INPUT ROWS:
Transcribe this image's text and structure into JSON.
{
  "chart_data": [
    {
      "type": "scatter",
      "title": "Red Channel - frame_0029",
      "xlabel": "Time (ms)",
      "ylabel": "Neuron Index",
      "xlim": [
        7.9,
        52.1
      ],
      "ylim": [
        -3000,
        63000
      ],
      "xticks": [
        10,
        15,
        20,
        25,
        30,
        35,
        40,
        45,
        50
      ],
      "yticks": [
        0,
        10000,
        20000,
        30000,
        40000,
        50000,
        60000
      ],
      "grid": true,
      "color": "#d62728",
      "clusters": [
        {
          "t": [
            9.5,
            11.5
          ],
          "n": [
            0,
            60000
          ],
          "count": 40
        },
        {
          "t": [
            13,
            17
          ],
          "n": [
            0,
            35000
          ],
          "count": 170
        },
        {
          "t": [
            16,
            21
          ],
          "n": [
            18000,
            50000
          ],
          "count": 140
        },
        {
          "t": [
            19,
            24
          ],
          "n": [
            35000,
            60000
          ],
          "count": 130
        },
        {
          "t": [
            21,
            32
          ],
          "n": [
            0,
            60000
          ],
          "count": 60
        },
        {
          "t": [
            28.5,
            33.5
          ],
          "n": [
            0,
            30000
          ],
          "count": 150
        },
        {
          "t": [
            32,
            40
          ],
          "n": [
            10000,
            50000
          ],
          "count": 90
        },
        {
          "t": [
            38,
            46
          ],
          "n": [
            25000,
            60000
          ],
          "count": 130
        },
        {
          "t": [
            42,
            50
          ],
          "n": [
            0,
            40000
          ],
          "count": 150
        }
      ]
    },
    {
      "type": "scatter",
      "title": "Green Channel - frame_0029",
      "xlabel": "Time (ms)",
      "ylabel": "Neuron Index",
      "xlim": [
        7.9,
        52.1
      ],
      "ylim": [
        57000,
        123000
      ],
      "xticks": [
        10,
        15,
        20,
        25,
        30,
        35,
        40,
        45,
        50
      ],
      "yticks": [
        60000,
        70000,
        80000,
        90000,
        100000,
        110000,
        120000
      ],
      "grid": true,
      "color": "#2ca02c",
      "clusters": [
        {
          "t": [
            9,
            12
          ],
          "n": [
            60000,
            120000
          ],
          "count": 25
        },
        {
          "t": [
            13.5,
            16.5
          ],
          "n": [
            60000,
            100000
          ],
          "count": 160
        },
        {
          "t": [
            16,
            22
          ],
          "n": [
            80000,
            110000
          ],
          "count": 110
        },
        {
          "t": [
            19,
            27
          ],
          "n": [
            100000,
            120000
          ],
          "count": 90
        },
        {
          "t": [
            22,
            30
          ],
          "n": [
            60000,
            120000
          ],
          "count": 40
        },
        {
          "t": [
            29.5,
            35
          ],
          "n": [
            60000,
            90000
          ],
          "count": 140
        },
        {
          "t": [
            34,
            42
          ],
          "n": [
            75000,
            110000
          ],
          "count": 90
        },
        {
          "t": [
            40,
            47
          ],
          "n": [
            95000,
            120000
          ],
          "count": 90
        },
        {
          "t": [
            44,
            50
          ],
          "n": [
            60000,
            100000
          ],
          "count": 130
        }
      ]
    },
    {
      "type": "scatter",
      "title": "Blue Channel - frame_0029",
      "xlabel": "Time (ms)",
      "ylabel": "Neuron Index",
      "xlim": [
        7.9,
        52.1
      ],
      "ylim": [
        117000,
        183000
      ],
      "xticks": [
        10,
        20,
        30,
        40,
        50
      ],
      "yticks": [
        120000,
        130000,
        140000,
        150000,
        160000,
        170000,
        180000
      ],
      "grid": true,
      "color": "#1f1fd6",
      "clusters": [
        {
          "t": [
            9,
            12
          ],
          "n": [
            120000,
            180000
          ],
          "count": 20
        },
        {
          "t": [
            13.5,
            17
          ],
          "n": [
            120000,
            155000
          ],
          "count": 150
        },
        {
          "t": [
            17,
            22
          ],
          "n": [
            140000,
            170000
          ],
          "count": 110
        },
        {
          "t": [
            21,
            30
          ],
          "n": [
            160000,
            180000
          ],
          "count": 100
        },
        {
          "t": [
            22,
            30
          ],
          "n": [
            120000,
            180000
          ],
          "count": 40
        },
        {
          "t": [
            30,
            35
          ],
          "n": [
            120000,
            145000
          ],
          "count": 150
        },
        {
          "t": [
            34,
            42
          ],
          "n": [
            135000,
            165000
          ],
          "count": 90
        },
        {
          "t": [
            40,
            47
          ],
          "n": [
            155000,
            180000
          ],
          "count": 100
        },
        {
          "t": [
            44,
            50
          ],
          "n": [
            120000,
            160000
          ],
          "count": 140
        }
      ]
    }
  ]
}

AIM: Take the entries above and transcribe them exactly.

TASK ANSWER:
Transcribe this image's text and structure into JSON.
{
  "chart_data": [
    {
      "type": "scatter",
      "title": "Red Channel - frame_0029",
      "xlabel": "Time (ms)",
      "ylabel": "Neuron Index",
      "xlim": [
        7.9,
        52.1
      ],
      "ylim": [
        -3000,
        63000
      ],
      "xticks": [
        10,
        15,
        20,
        25,
        30,
        35,
        40,
        45,
        50
      ],
      "yticks": [
        0,
        10000,
        20000,
        30000,
        40000,
        50000,
        60000
      ],
      "grid": true,
      "color": "#d62728",
      "clusters": [
        {
          "t": [
            9.5,
            11.5
          ],
          "n": [
            0,
            60000
          ],
          "count": 40
        },
        {
          "t": [
            13,
            17
          ],
          "n": [
            0,
            35000
          ],
          "count": 170
        },
        {
          "t": [
            16,
            21
          ],
          "n": [
            18000,
            50000
          ],
          "count": 140
        },
        {
          "t": [
            19,
            24
          ],
          "n": [
            35000,
            60000
          ],
          "count": 130
        },
        {
          "t": [
            21,
            32
          ],
          "n": [
            0,
            60000
          ],
          "count": 60
        },
        {
          "t": [
            28.5,
            33.5
          ],
          "n": [
            0,
            30000
          ],
          "count": 150
        },
        {
          "t": [
            32,
            40
          ],
          "n": [
            10000,
            50000
          ],
          "count": 90
        },
        {
          "t": [
            38,
            46
          ],
          "n": [
            25000,
            60000
          ],
          "count": 130
        },
        {
          "t": [
            42,
            50
          ],
          "n": [
            0,
            40000
          ],
          "count": 150
        }
      ]
    },
    {
      "type": "scatter",
      "title": "Green Channel - frame_0029",
      "xlabel": "Time (ms)",
      "ylabel": "Neuron Index",
      "xlim": [
        7.9,
        52.1
      ],
      "ylim": [
        57000,
        123000
      ],
      "xticks": [
        10,
        15,
        20,
        25,
        30,
        35,
        40,
        45,
        50
      ],
      "yticks": [
        60000,
        70000,
        80000,
        90000,
        100000,
        110000,
        120000
      ],
      "grid": true,
      "color": "#2ca02c",
      "clusters": [
        {
          "t": [
            9,
            12
          ],
          "n": [
            60000,
            120000
          ],
          "count": 25
        },
        {
          "t": [
            13.5,
            16.5
          ],
          "n": [
            60000,
            100000
          ],
          "count": 160
        },
        {
          "t": [
            16,
            22
          ],
          "n": [
            80000,
            110000
          ],
          "count": 110
        },
        {
          "t": [
            19,
            27
          ],
          "n": [
            100000,
            120000
          ],
          "count": 90
        },
        {
          "t": [
            22,
            30
          ],
          "n": [
            60000,
            120000
          ],
          "count": 40
        },
        {
          "t": [
            29.5,
            35
          ],
          "n": [
            60000,
            90000
          ],
          "count": 140
        },
        {
          "t": [
            34,
            42
          ],
          "n": [
            75000,
            110000
          ],
          "count": 90
        },
        {
          "t": [
            40,
            47
          ],
          "n": [
            95000,
            120000
          ],
          "count": 90
        },
        {
          "t": [
            44,
            50
          ],
          "n": [
            60000,
            100000
          ],
          "count": 130
        }
      ]
    },
    {
      "type": "scatter",
      "title": "Blue Channel - frame_0029",
      "xlabel": "Time (ms)",
      "ylabel": "Neuron Index",
      "xlim": [
        7.9,
        52.1
      ],
      "ylim": [
        117000,
        183000
      ],
      "xticks": [
        10,
        20,
        30,
        40,
        50
      ],
      "yticks": [
        120000,
        130000,
        140000,
        150000,
        160000,
        170000,
        180000
      ],
      "grid": true,
      "color": "#1f1fd6",
      "clusters": [
        {
          "t": [
            9,
            12
          ],
          "n": [
            120000,
            180000
          ],
          "count": 20
        },
        {
          "t": [
            13.5,
            17
          ],
          "n": [
            120000,
            155000
          ],
          "count": 150
        },
        {
          "t": [
            17,
            22
          ],
          "n": [
            140000,
            170000
          ],
          "count": 110
        },
        {
          "t": [
            21,
            30
          ],
          "n": [
            160000,
            180000
          ],
          "count": 100
        },
        {
          "t": [
            22,
            30
          ],
          "n": [
            120000,
            180000
          ],
          "count": 40
        },
        {
          "t": [
            30,
            35
          ],
          "n": [
            120000,
            145000
          ],
          "count": 150
        },
        {
          "t": [
            34,
            42
          ],
          "n": [
            135000,
            165000
          ],
          "count": 90
        },
        {
          "t": [
            40,
            47
          ],
          "n": [
            155000,
            180000
          ],
          "count": 100
        },
        {
          "t": [
            44,
            50
          ],
          "n": [
            120000,
            160000
          ],
          "count": 140
        }
      ]
    }
  ]
}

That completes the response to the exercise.